Goal
Locate the string "localizada" in the records below. Copy every line where it occurs.

** Start of Records shown **

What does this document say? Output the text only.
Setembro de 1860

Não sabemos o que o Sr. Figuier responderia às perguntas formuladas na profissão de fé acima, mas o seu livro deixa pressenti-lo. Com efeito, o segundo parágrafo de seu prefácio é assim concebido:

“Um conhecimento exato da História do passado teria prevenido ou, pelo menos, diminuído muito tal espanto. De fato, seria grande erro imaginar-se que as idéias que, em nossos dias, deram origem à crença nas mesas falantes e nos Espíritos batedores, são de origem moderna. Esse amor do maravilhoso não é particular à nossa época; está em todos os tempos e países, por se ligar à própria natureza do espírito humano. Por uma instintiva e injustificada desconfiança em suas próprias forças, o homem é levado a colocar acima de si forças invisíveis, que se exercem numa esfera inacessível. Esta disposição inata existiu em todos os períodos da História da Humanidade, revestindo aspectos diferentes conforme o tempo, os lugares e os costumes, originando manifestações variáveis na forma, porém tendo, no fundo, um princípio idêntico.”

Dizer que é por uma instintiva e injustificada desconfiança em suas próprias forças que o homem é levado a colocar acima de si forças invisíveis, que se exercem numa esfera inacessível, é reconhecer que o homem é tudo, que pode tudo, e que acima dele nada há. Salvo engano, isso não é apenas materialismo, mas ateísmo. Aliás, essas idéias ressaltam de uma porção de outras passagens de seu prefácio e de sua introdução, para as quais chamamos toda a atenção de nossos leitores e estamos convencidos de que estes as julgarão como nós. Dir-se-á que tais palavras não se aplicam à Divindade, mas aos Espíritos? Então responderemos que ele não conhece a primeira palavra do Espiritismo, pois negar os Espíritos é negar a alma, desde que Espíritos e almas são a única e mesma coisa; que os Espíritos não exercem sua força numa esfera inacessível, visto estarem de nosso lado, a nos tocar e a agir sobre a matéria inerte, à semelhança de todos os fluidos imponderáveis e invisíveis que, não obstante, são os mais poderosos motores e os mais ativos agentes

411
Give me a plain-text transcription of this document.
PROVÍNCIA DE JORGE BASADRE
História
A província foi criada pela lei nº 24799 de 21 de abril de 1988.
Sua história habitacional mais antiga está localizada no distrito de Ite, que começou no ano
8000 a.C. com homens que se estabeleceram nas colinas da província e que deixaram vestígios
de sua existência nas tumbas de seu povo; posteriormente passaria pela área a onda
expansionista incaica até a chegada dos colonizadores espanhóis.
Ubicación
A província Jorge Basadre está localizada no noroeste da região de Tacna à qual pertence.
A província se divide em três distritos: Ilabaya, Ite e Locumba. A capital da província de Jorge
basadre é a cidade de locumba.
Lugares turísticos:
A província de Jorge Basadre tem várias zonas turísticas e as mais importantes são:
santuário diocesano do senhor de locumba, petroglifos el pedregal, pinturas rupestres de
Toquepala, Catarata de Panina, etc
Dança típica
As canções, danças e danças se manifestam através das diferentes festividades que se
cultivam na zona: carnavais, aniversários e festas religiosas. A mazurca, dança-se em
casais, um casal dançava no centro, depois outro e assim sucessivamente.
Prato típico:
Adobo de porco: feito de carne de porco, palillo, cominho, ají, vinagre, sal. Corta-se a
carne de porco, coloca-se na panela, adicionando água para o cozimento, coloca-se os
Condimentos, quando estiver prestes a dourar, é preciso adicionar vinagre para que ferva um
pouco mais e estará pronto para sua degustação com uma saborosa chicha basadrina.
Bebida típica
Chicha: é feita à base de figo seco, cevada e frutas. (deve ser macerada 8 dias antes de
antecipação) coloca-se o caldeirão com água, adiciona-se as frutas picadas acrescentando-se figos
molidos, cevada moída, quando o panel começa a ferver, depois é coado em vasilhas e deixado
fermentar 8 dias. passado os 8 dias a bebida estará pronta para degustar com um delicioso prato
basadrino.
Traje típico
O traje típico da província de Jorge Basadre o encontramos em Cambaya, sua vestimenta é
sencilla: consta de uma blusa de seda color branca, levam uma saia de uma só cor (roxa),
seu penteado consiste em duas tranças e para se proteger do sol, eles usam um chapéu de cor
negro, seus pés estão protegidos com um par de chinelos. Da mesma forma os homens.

** End of Records shown **

Task response
Sua história habitacional mais antiga está localizada no distrito de Ite, que começou no ano
A província Jorge Basadre está localizada no noroeste da região de Tacna à qual pertence.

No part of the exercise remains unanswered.